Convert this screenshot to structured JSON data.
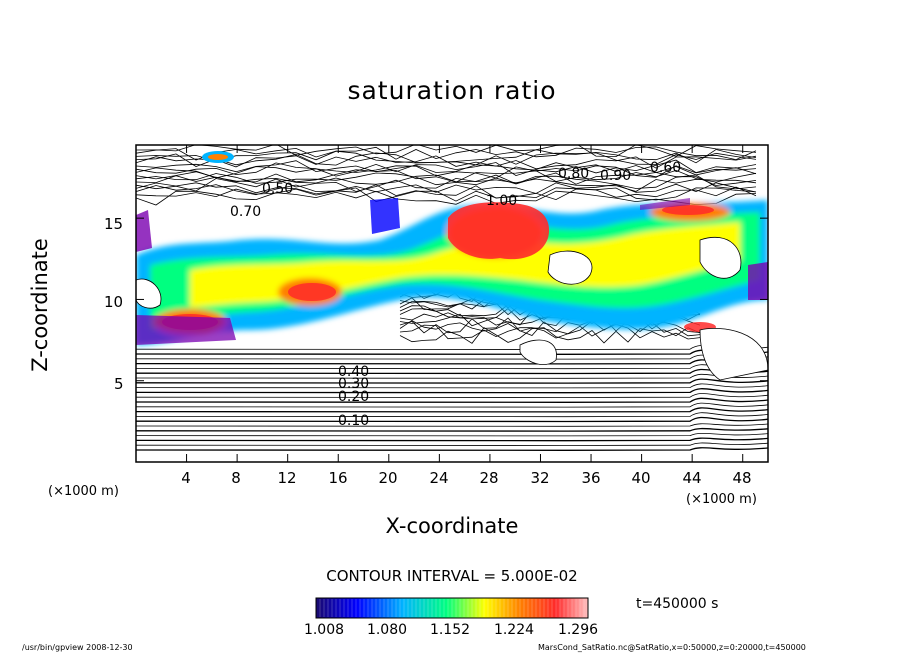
{
  "chart_data": {
    "type": "heatmap",
    "title": "saturation ratio",
    "xlabel": "X-coordinate",
    "ylabel": "Z-coordinate",
    "x_unit": "(×1000 m)",
    "x_unit_right": "(×1000 m)",
    "xlim": [
      0,
      50
    ],
    "ylim": [
      0,
      19.5
    ],
    "x_ticks": [
      "4",
      "8",
      "12",
      "16",
      "20",
      "24",
      "28",
      "32",
      "36",
      "40",
      "44",
      "48"
    ],
    "y_ticks": [
      "5",
      "10",
      "15"
    ],
    "contour_interval_text": "CONTOUR INTERVAL = 5.000E-02",
    "contour_labels": [
      "0.10",
      "0.20",
      "0.30",
      "0.40",
      "0.50",
      "0.60",
      "0.70",
      "0.80",
      "0.90",
      "1.00"
    ],
    "colorbar": {
      "min": 1.008,
      "max": 1.296,
      "ticks": [
        "1.008",
        "1.080",
        "1.152",
        "1.224",
        "1.296"
      ],
      "colors": [
        "#1a0a6e",
        "#0000ff",
        "#00b4ff",
        "#00ff80",
        "#ffff00",
        "#ff8000",
        "#ff2a2a",
        "#ffc0c0"
      ]
    },
    "time_label": "t=450000 s",
    "colors": {
      "supersaturated_low": "#7a00b0",
      "supersaturated_high": "#ff2a2a"
    }
  },
  "footer": {
    "left": "/usr/bin/gpview   2008-12-30",
    "right": "MarsCond_SatRatio.nc@SatRatio,x=0:50000,z=0:20000,t=450000"
  }
}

▶ [Required work] Repeat the data in full and exactly. Omit pictures.

▶ [Finished task]
Convert this screenshot to structured JSON data.
{
  "chart_data": {
    "type": "heatmap",
    "title": "saturation ratio",
    "xlabel": "X-coordinate",
    "ylabel": "Z-coordinate",
    "x_unit": "(×1000 m)",
    "x_unit_right": "(×1000 m)",
    "xlim": [
      0,
      50
    ],
    "ylim": [
      0,
      19.5
    ],
    "x_ticks": [
      "4",
      "8",
      "12",
      "16",
      "20",
      "24",
      "28",
      "32",
      "36",
      "40",
      "44",
      "48"
    ],
    "y_ticks": [
      "5",
      "10",
      "15"
    ],
    "contour_interval_text": "CONTOUR INTERVAL = 5.000E-02",
    "contour_labels": [
      "0.10",
      "0.20",
      "0.30",
      "0.40",
      "0.50",
      "0.60",
      "0.70",
      "0.80",
      "0.90",
      "1.00"
    ],
    "colorbar": {
      "min": 1.008,
      "max": 1.296,
      "ticks": [
        "1.008",
        "1.080",
        "1.152",
        "1.224",
        "1.296"
      ],
      "colors": [
        "#1a0a6e",
        "#0000ff",
        "#00b4ff",
        "#00ff80",
        "#ffff00",
        "#ff8000",
        "#ff2a2a",
        "#ffc0c0"
      ]
    },
    "time_label": "t=450000 s",
    "colors": {
      "supersaturated_low": "#7a00b0",
      "supersaturated_high": "#ff2a2a"
    }
  },
  "footer": {
    "left": "/usr/bin/gpview   2008-12-30",
    "right": "MarsCond_SatRatio.nc@SatRatio,x=0:50000,z=0:20000,t=450000"
  }
}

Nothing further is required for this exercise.